Data entries:

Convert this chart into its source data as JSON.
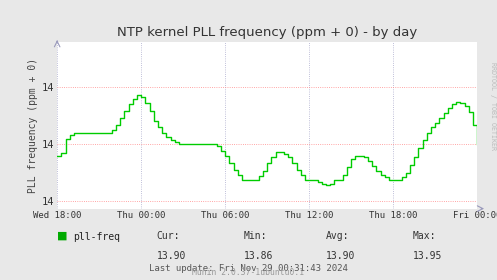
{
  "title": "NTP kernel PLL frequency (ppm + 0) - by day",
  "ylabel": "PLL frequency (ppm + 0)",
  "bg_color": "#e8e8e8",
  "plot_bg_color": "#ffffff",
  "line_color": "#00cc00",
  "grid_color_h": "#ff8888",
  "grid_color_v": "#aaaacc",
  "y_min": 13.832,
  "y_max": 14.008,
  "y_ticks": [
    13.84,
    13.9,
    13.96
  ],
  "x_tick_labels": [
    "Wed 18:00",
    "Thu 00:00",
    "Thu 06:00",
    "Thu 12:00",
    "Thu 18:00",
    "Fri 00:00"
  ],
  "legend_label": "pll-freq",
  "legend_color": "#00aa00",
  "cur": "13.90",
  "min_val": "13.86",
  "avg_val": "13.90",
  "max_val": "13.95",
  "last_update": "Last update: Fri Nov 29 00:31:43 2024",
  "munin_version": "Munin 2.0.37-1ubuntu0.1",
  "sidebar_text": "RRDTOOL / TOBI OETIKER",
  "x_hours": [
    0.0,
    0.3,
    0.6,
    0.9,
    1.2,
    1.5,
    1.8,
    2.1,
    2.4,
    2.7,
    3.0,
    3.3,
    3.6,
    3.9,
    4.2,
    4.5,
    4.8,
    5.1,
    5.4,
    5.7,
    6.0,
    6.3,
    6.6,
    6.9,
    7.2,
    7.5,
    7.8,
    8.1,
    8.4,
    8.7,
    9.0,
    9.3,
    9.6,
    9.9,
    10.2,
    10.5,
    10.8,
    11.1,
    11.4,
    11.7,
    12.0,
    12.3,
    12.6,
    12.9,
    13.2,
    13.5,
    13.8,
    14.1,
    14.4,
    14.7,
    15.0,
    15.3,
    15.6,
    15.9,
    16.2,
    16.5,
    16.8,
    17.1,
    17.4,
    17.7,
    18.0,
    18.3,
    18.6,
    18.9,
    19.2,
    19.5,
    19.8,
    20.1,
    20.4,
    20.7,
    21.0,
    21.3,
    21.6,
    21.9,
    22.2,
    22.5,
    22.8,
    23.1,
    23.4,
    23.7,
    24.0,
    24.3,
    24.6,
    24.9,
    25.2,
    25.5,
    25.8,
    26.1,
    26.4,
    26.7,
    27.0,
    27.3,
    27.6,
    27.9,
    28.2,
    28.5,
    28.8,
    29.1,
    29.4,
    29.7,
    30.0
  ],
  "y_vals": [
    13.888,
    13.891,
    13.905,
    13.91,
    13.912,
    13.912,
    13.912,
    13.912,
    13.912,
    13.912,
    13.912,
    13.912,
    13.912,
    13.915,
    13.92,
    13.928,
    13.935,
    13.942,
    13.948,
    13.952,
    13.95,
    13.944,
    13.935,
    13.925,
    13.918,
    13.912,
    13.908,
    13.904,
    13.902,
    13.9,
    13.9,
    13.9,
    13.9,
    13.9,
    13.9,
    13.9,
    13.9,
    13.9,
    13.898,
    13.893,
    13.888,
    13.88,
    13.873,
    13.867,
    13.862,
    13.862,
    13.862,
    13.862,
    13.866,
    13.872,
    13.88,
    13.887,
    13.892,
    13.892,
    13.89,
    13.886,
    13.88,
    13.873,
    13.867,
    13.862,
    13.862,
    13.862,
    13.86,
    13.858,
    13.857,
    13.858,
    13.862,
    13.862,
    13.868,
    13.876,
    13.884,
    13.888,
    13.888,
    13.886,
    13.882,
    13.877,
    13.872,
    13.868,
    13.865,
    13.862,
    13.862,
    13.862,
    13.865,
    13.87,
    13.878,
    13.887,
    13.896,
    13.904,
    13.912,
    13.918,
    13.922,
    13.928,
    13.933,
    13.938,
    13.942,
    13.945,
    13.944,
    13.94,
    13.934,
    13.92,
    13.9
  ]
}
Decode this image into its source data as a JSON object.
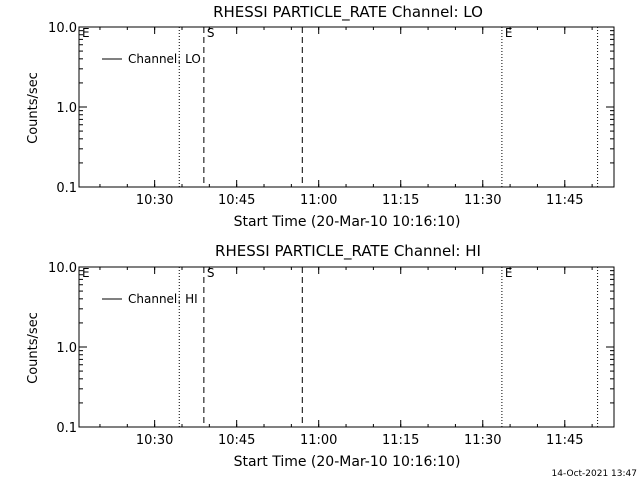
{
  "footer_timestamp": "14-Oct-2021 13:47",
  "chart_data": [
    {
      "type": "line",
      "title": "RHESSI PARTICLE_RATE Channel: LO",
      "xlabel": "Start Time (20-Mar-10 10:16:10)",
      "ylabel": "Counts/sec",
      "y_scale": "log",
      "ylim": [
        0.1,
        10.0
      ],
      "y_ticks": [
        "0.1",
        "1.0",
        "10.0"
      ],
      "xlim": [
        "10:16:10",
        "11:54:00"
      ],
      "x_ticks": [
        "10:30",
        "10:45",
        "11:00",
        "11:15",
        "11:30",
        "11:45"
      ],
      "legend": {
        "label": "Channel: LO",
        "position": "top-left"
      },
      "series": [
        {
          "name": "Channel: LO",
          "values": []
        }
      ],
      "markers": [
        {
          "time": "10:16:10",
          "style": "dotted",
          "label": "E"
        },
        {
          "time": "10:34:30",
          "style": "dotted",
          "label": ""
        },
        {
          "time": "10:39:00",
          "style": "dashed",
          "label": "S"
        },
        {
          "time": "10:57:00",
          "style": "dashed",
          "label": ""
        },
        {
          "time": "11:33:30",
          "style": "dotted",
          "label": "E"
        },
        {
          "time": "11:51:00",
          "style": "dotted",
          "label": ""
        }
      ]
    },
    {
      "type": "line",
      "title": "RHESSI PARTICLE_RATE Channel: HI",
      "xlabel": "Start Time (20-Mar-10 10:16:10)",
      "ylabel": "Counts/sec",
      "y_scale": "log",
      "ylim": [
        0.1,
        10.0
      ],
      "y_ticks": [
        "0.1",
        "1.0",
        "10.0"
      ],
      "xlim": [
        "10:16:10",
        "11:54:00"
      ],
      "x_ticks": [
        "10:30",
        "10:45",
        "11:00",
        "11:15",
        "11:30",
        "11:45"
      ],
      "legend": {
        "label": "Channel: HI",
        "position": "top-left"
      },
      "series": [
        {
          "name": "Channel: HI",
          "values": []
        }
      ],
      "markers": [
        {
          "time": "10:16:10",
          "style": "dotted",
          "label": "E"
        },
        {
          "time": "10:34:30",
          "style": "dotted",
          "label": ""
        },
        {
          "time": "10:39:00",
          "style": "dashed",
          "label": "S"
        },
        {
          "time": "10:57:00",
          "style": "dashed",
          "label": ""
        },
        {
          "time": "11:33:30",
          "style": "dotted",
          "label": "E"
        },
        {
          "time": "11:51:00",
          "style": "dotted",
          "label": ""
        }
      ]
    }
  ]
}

--

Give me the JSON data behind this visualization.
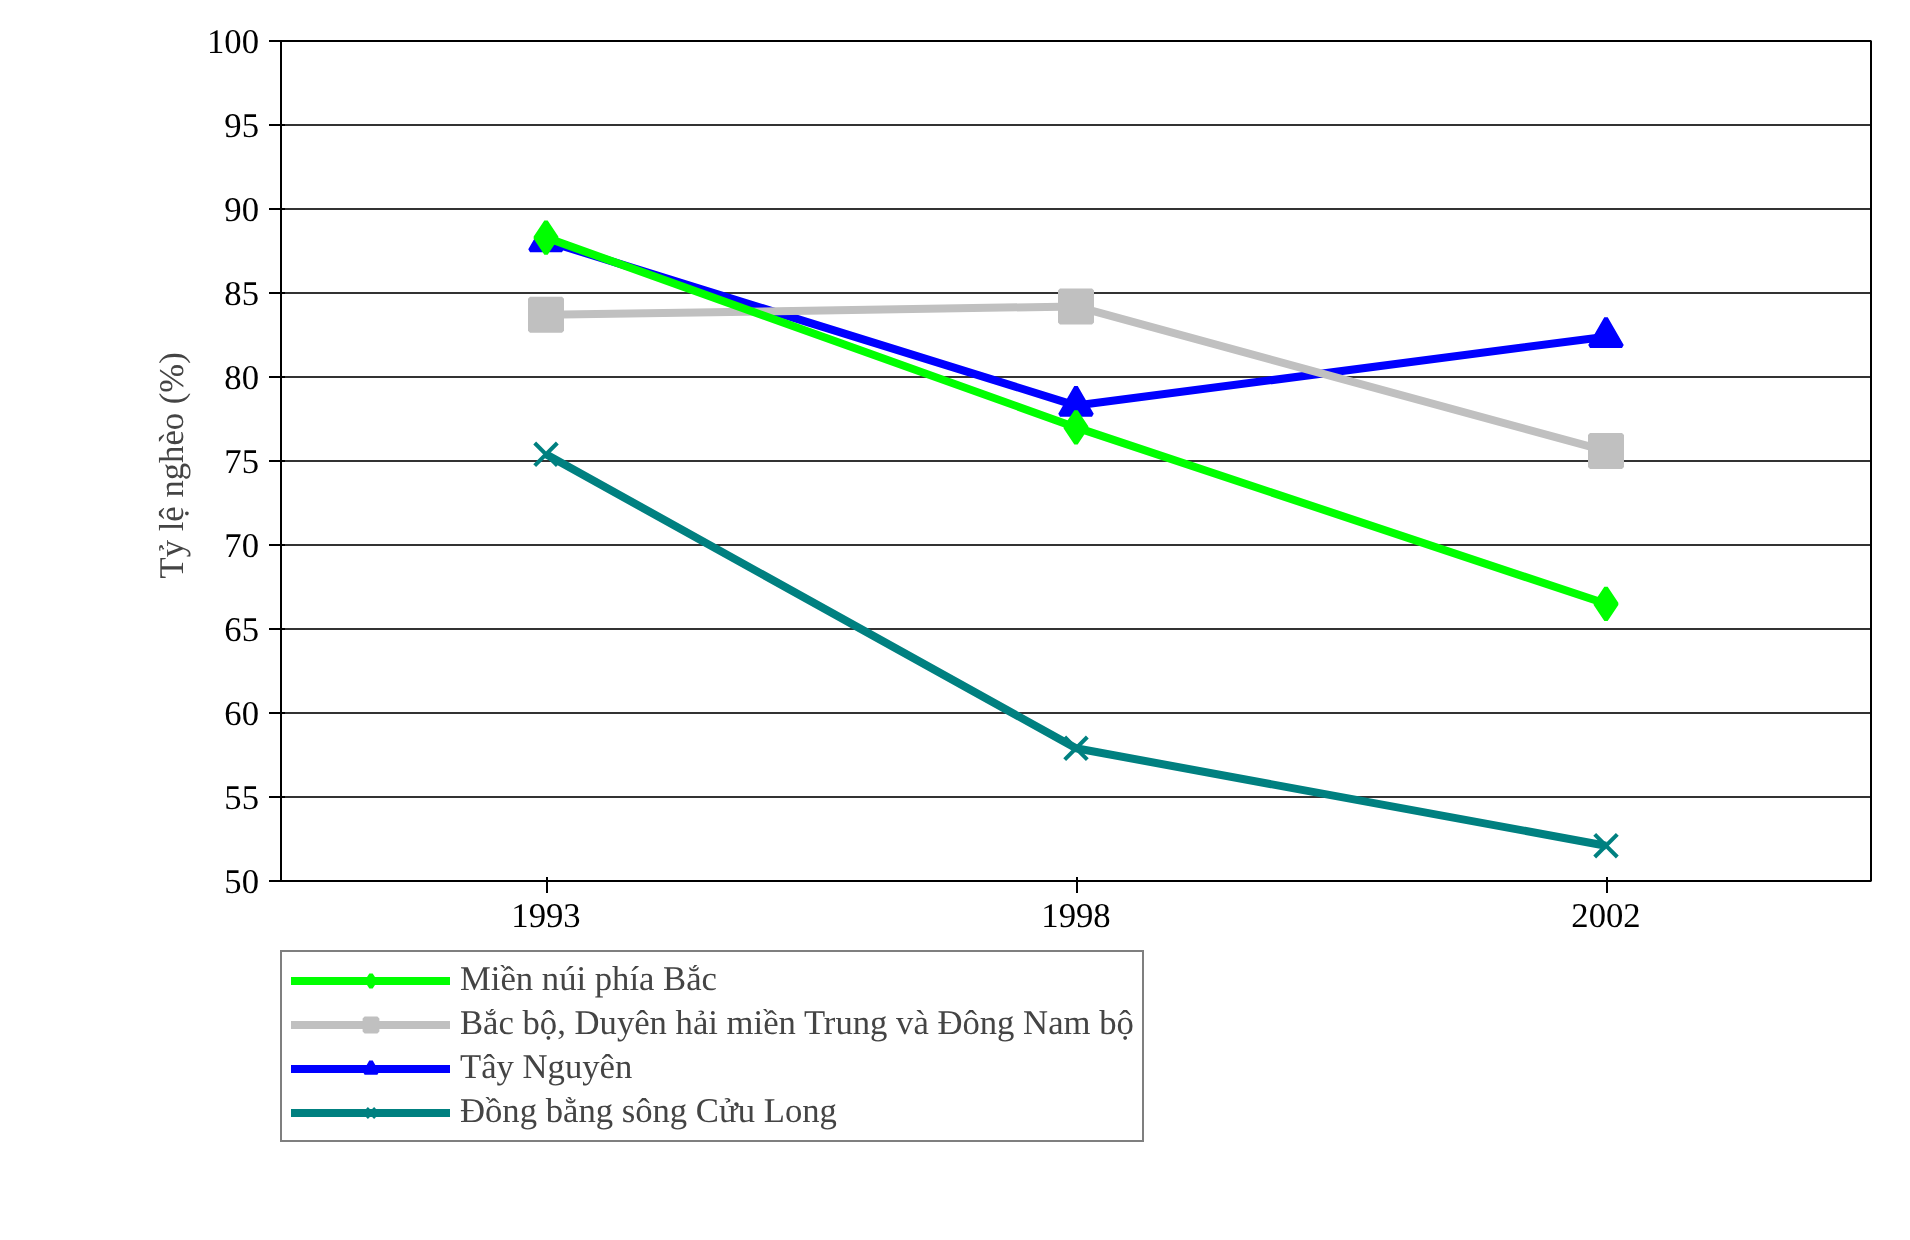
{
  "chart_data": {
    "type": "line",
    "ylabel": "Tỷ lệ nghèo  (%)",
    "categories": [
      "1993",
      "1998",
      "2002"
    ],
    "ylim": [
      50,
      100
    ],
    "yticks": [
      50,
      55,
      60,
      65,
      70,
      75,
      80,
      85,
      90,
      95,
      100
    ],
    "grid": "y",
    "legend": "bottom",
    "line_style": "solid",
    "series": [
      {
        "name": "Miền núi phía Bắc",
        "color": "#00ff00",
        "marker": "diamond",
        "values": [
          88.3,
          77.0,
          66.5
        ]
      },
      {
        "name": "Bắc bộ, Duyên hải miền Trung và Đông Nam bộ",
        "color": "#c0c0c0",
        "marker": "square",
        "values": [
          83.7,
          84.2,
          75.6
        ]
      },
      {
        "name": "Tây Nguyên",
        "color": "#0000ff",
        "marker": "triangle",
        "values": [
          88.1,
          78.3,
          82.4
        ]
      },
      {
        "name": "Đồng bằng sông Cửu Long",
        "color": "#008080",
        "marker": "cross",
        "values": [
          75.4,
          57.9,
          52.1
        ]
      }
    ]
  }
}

Required task: Check all the records above and select each line where the string "into" is found.

Reply:
Convert this chart into its source data as JSON.
Decode this image into its source data as a JSON object.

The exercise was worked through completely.